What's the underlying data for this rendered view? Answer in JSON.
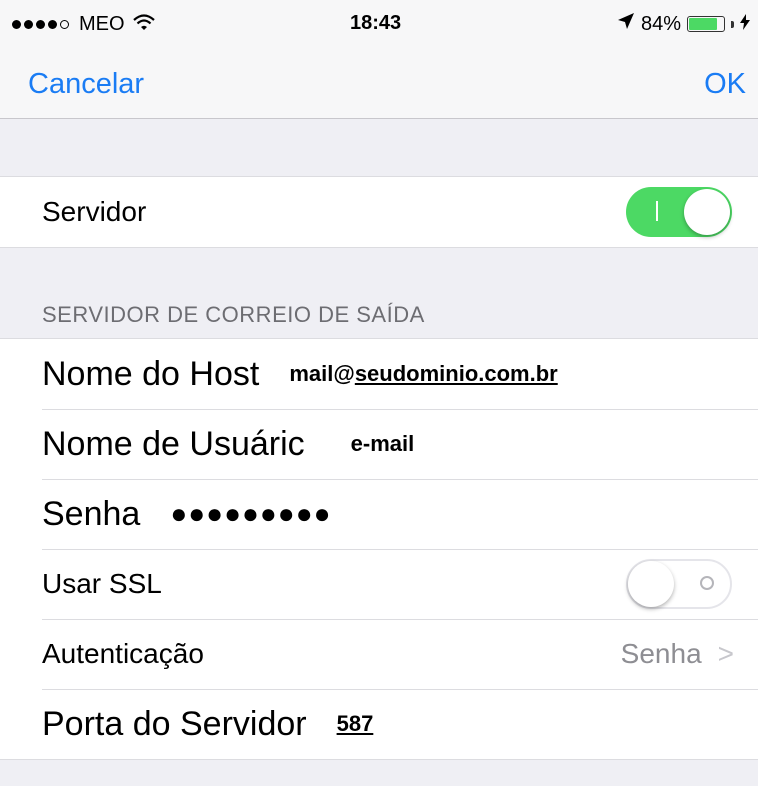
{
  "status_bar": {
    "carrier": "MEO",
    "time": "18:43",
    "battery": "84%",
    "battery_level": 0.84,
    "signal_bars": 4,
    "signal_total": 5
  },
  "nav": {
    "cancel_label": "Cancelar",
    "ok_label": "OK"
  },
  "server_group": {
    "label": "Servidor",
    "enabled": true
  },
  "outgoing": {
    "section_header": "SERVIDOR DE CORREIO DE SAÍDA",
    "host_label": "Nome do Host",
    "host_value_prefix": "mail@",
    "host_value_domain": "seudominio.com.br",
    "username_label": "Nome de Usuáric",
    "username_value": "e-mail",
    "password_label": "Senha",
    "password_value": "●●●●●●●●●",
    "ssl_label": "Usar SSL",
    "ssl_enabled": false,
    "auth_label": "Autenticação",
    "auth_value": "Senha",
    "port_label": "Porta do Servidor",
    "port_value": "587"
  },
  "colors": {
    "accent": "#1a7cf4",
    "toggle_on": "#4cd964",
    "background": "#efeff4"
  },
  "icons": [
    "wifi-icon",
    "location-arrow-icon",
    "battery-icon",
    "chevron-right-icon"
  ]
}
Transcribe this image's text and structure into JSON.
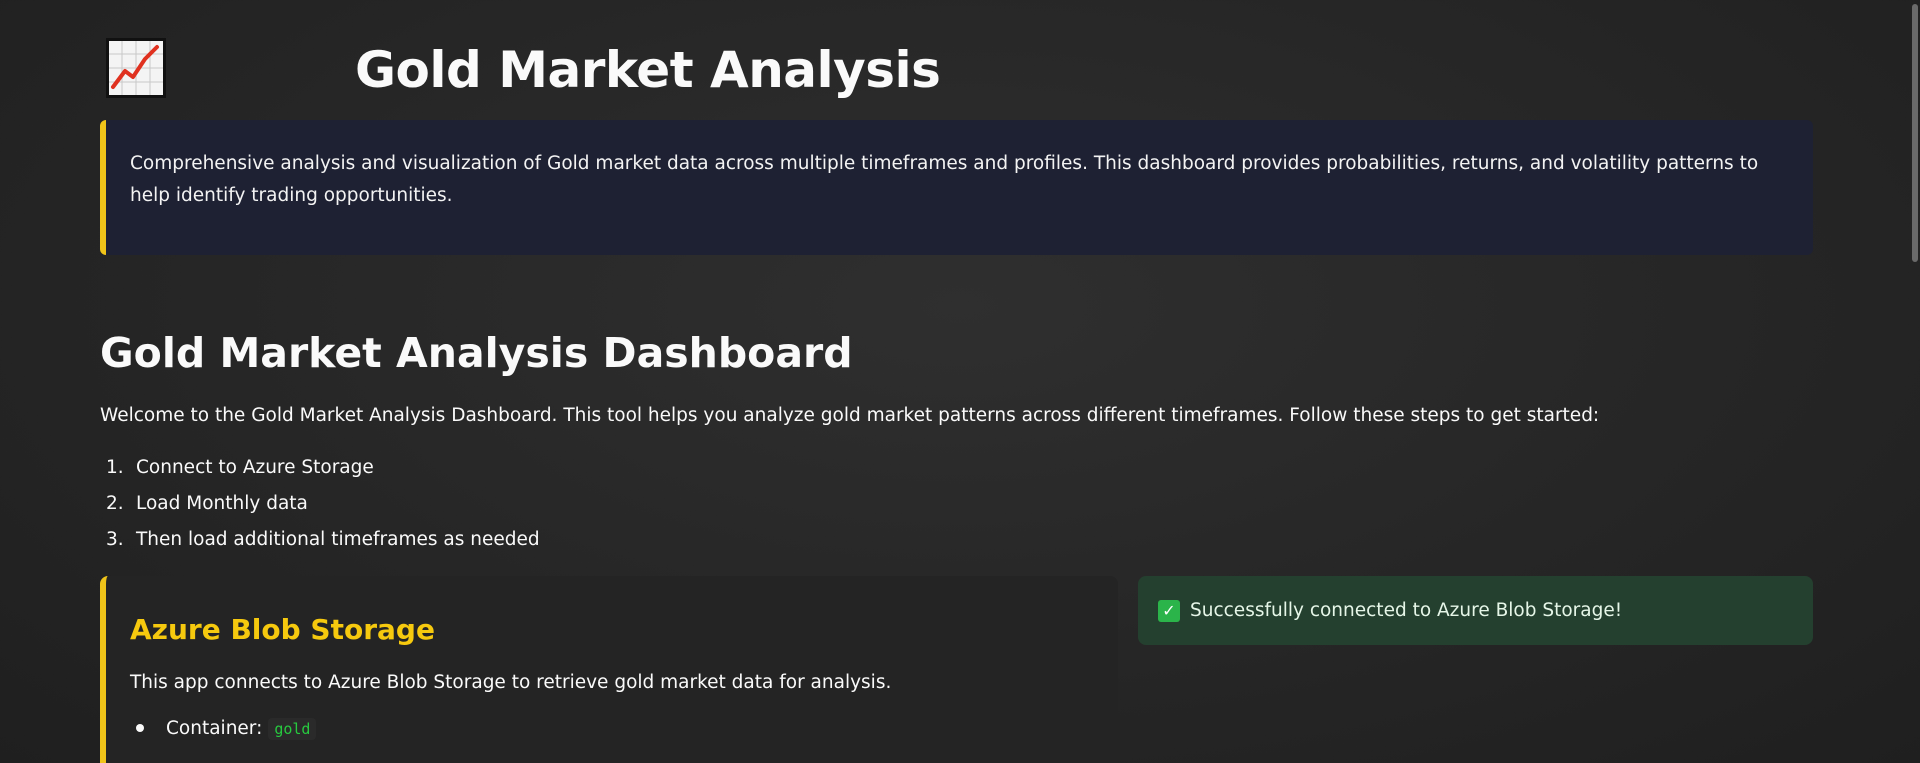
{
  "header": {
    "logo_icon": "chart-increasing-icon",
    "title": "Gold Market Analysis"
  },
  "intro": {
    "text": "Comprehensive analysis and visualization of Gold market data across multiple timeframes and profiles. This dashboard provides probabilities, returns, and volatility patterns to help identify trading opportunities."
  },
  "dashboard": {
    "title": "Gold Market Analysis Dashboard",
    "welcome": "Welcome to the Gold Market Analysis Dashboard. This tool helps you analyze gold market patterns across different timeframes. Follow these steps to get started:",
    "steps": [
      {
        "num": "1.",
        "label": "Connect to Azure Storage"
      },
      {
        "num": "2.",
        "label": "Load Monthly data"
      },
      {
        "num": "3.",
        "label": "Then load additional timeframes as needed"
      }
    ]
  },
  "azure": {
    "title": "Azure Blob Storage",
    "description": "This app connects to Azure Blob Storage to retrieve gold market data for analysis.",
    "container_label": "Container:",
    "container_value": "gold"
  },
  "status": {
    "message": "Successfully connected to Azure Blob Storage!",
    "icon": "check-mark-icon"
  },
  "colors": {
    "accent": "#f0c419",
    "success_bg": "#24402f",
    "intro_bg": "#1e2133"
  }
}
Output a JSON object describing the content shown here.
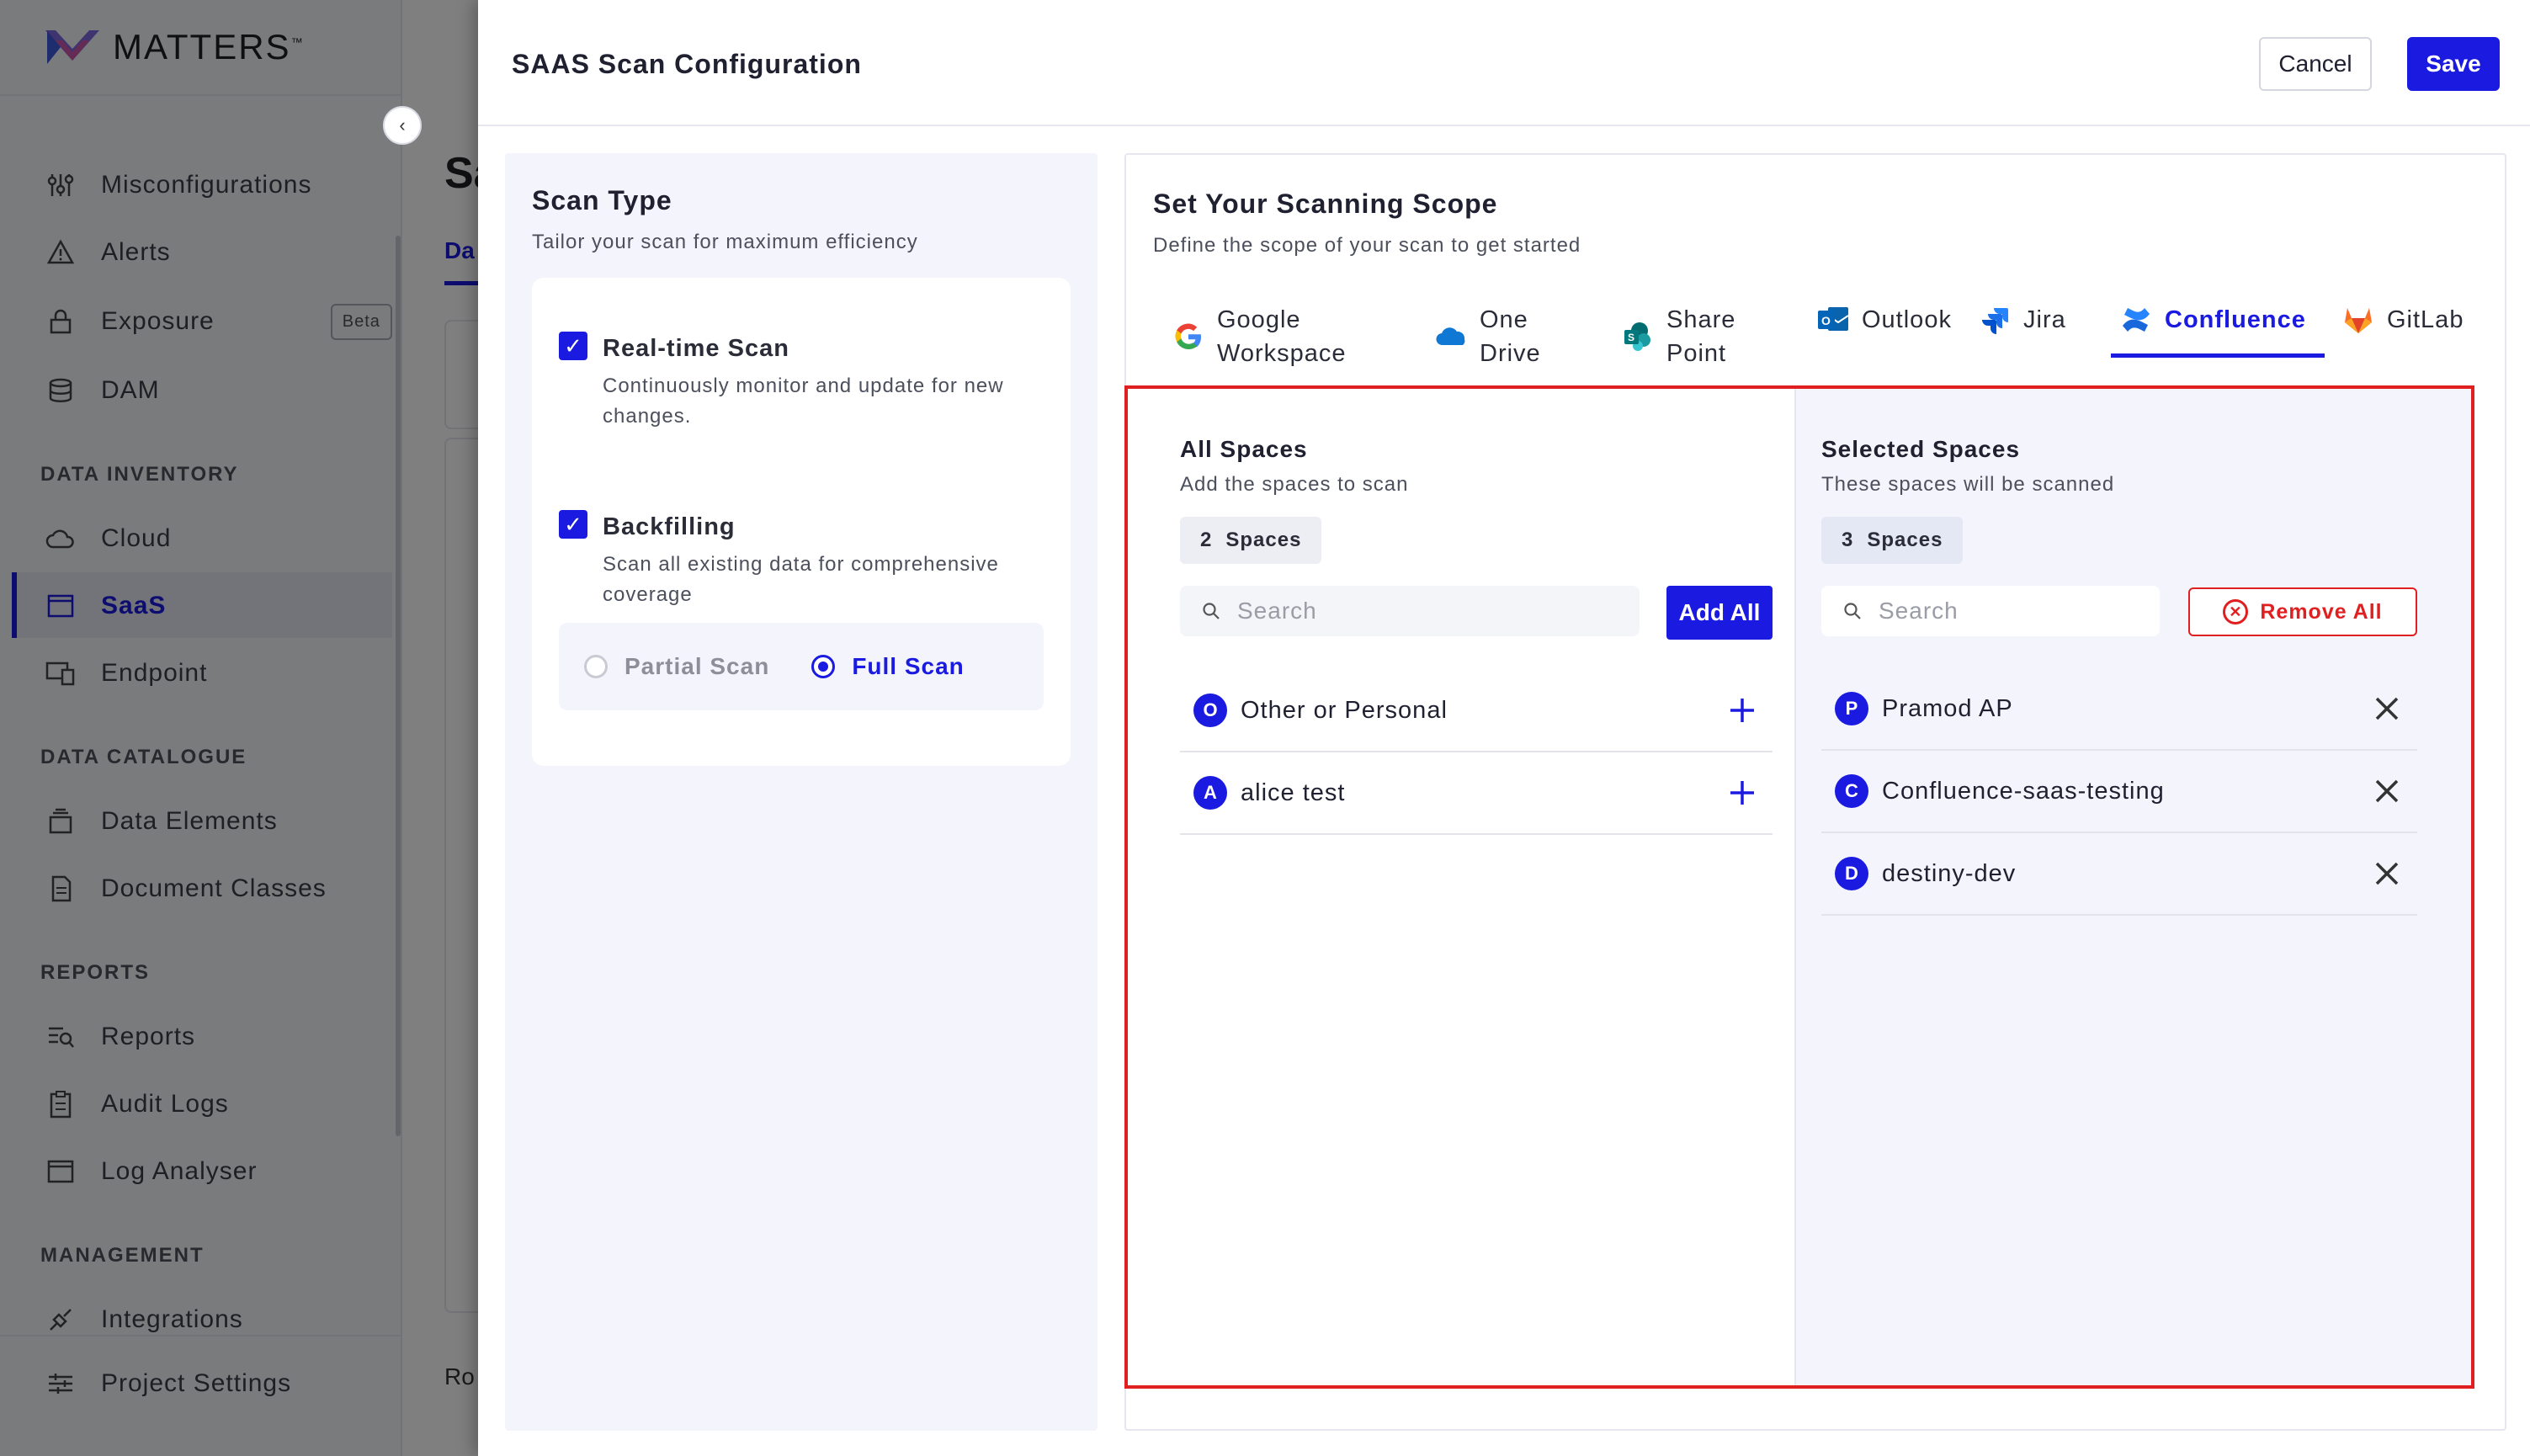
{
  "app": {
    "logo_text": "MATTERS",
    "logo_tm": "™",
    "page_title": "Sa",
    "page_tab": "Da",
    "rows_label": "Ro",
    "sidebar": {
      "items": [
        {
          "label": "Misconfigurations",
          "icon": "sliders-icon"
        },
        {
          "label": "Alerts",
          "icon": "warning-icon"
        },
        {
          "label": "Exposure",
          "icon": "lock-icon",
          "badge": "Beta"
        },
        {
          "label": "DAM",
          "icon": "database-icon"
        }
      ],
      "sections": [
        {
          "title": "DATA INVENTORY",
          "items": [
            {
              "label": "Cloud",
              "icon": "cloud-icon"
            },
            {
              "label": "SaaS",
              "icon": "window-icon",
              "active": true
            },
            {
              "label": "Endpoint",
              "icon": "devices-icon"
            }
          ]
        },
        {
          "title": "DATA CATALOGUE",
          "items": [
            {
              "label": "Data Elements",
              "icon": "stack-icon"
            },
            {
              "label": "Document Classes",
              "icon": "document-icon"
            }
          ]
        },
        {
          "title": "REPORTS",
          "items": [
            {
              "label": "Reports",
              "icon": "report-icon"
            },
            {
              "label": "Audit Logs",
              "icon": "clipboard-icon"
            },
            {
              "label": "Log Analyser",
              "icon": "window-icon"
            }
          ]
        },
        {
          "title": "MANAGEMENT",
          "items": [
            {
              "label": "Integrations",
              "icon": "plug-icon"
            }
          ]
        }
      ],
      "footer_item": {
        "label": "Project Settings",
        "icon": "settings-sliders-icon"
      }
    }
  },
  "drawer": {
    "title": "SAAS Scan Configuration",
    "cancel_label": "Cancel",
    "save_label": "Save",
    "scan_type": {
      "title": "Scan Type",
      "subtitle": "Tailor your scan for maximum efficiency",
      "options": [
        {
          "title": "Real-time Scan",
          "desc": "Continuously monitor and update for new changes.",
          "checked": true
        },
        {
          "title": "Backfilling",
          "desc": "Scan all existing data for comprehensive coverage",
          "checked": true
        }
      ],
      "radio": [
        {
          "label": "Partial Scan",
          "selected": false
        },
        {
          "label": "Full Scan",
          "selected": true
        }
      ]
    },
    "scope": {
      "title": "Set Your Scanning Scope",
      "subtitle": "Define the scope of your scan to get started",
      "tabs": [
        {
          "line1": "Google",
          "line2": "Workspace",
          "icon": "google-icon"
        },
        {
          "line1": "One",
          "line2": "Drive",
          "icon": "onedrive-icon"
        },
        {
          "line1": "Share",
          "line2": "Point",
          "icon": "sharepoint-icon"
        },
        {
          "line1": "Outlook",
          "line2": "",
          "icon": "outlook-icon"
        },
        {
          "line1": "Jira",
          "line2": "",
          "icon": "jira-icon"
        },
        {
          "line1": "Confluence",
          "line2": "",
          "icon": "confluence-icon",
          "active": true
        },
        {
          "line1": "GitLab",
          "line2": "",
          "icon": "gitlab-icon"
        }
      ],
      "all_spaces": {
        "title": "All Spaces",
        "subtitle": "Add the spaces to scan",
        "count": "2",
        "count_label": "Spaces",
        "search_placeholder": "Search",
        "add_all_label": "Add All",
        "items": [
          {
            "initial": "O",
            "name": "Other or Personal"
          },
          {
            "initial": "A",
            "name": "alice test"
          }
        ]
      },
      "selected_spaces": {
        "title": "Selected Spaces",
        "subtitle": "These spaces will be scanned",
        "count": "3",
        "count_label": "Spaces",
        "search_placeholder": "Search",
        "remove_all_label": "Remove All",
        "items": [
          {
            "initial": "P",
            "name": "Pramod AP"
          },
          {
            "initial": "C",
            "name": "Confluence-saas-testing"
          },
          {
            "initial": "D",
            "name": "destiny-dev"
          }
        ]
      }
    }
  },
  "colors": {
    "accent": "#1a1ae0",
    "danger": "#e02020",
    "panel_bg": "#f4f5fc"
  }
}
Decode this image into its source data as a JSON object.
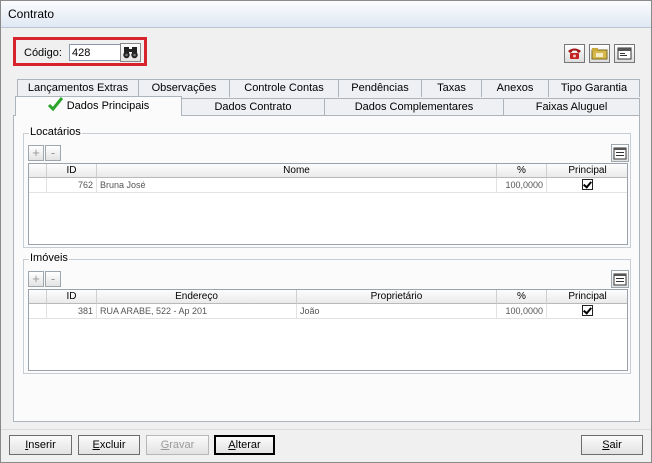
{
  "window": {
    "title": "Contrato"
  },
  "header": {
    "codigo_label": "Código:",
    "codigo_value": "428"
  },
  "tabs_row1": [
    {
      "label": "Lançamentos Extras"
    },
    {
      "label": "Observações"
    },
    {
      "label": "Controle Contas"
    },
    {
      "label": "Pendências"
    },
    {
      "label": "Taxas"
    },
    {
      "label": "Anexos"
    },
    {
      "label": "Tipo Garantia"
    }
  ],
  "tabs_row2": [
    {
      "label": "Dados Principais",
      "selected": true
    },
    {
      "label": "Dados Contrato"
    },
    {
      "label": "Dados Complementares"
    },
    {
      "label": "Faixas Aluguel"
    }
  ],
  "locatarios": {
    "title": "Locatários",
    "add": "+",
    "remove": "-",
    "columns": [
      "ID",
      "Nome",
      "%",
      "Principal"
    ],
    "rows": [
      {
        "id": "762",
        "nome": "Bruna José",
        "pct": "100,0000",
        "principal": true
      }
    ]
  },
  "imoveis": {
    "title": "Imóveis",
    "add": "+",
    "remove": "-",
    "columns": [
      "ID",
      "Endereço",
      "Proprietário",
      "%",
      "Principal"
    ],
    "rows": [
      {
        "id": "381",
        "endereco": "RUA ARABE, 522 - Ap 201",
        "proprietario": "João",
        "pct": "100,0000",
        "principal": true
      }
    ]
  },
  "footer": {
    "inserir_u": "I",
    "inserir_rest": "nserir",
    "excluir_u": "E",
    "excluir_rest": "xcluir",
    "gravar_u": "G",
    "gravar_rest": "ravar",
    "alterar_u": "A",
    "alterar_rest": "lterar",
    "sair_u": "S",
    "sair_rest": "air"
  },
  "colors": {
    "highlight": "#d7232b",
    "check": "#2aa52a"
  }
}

# TASK TO CARRY OUT
List every line in the records above that contains the word "object".

# ANSWER TO THIS PROBLEM
Output a JSON object describing the content shown here.
Decode this image into its source data as a JSON object.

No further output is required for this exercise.